Source text:
Question for @derekbruening: Is changing HEAP_ALIGNMENT to 8 on ARM the right approach here?

(Since DynamoRIO has been broken on 32-bit ARM hardware since 2019 there's perhaps not a huge amount of interest in it so we probably can't invest a huge amount of effort into it so an easy fix would be preferred!)

egrimley-arm avatar Dec 13 '24 09:12 egrimley-arm

Question for @derekbruening: Is changing HEAP_ALIGNMENT to 8 on ARM the right approach here?

Maybe that is the simplest rather than having to find all C++ uses and replacing with __wrap_malloc(). Hopefully the DR allocator code just works if the alignment define is changed...

derekbruening avatar Dec 13 '24 20:12 derekbruening

With 73b1df12b3484032045e07923668a7c834511469 plus a few changes that have not yet been merged, namely:

  • Changing HEAP_ALIGNMENT to 8 (see above)
  • Disabling DEBUG_ASSERT (#7132)
  • Fixing drreg.c (I have a draft PR)

in an AArch32 Debian 10 container under a 64-bit 5.4.47 Linux kernel running on Cortex-A72 I got 47 tests failed out of 298:

          4 - tool.drcacheoff.raw2trace_unit_tests (Failed)
          5 - tool.scheduler.unit_tests (Child aborted)
          8 - tool.drcacheoff.trace_interval_analysis_unit_tests (Failed)
          9 - tool.drcacheoff.analysis_unit_tests (Timeout)
         20 - code_api|linux.sigaction.native (Failed)

Data:
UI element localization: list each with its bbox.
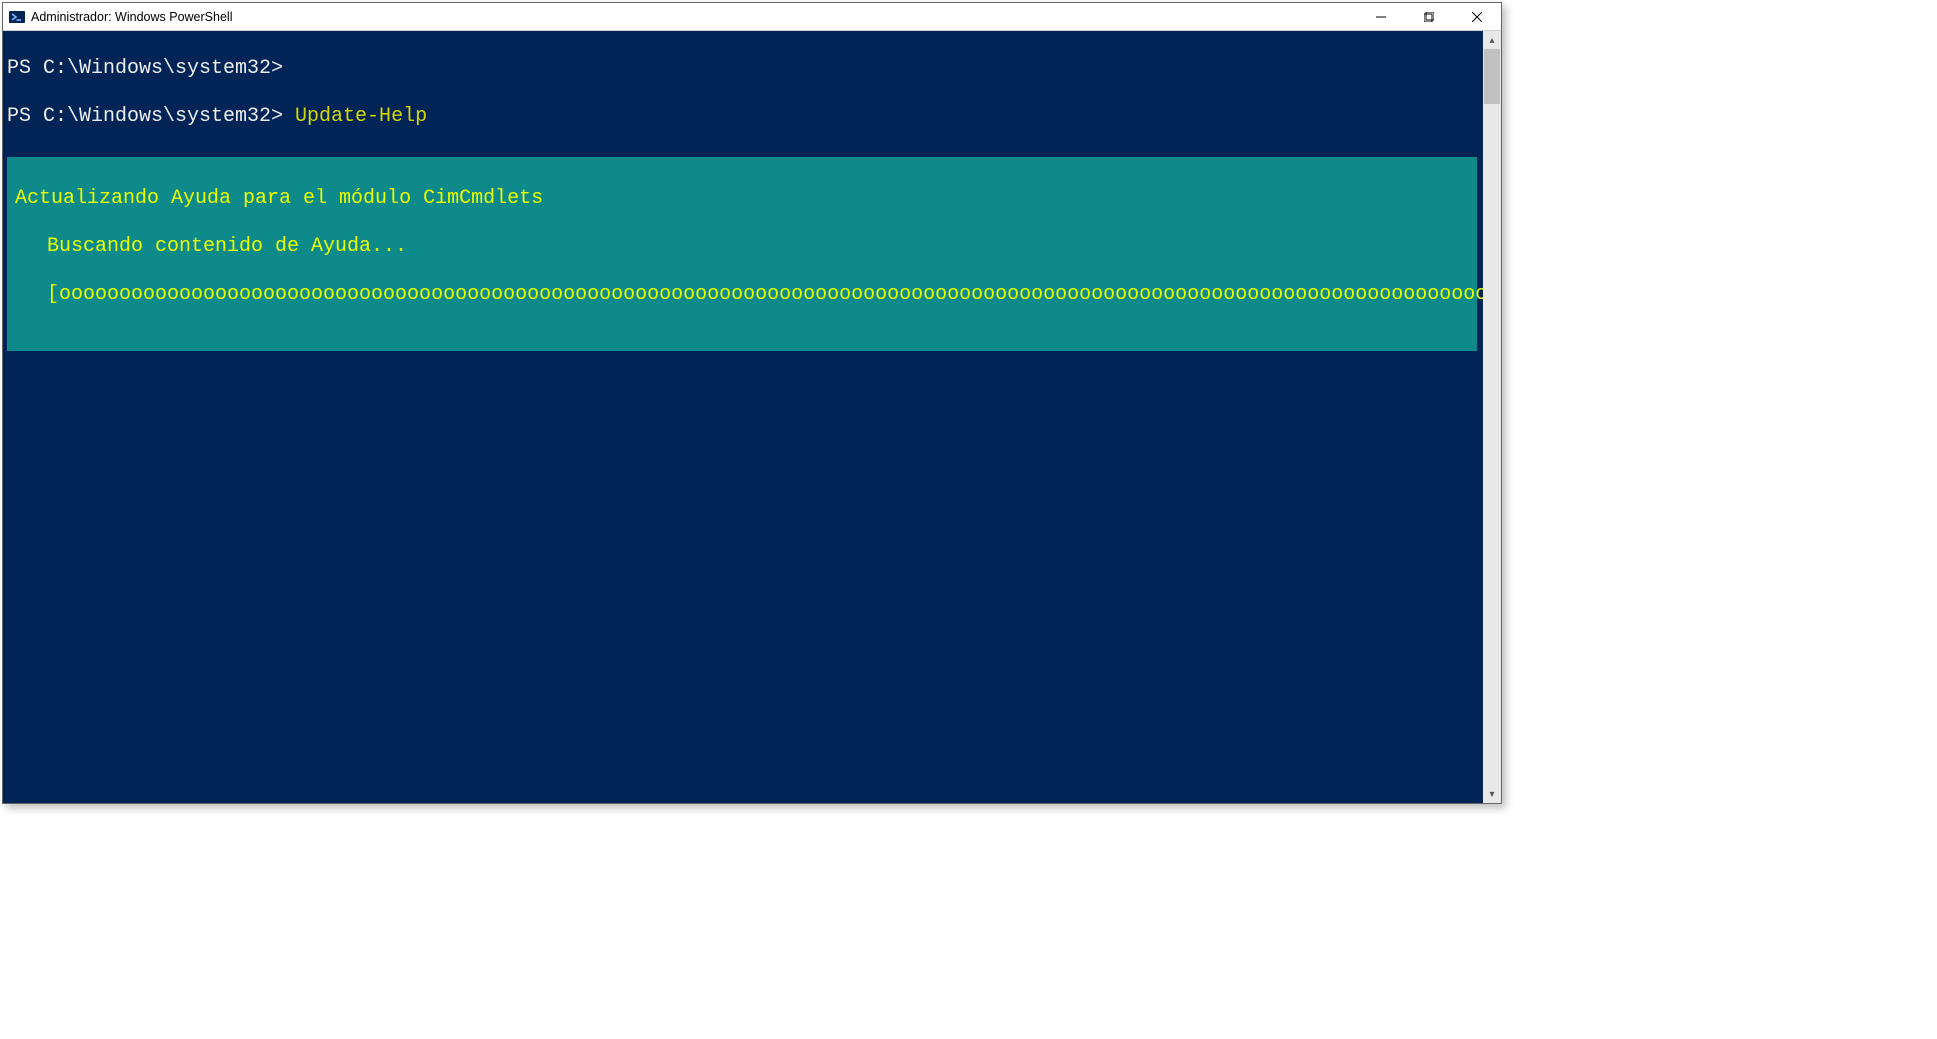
maximize-icon [1424,12,1434,22]
scrollbar-thumb[interactable] [1484,49,1500,104]
scroll-down-arrow[interactable]: ▾ [1483,785,1501,803]
minimize-button[interactable] [1357,3,1405,30]
command-text: Update-Help [295,105,427,128]
console-output[interactable]: PS C:\Windows\system32> PS C:\Windows\sy… [3,31,1483,803]
prompt-line-2: PS C:\Windows\system32> [7,105,295,128]
progress-subtitle: Buscando contenido de Ayuda... [15,235,1469,259]
console-area: PS C:\Windows\system32> PS C:\Windows\sy… [3,31,1501,803]
close-icon [1472,12,1482,22]
progress-title: Actualizando Ayuda para el módulo CimCmd… [15,187,1469,211]
progress-bar: [ooooooooooooooooooooooooooooooooooooooo… [15,283,1469,307]
prompt-line-1: PS C:\Windows\system32> [7,57,283,80]
titlebar[interactable]: Administrador: Windows PowerShell [3,3,1501,31]
maximize-button[interactable] [1405,3,1453,30]
progress-panel: Actualizando Ayuda para el módulo CimCmd… [7,157,1477,351]
window-title: Administrador: Windows PowerShell [31,10,1357,24]
close-button[interactable] [1453,3,1501,30]
window-controls [1357,3,1501,30]
powershell-window: Administrador: Windows PowerShell PS C:\… [2,2,1502,804]
powershell-icon [9,9,25,25]
minimize-icon [1376,12,1386,22]
vertical-scrollbar[interactable]: ▴ ▾ [1483,31,1501,803]
scroll-up-arrow[interactable]: ▴ [1483,31,1501,49]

Requirement A:
Write out everything in the DynamoRIO thread from "in an AArch32" down to "tool.scheduler.unit_tests (Child aborted)".
Requirement B:
According to the DynamoRIO thread, since what year has DynamoRIO been broken on 32-bit ARM hardware?
Rely only on the DynamoRIO thread.

Exercise result A:
in an AArch32 Debian 10 container under a 64-bit 5.4.47 Linux kernel running on Cortex-A72 I got 47 tests failed out of 298:

          4 - tool.drcacheoff.raw2trace_unit_tests (Failed)
          5 - tool.scheduler.unit_tests (Child aborted)

Exercise result B:
2019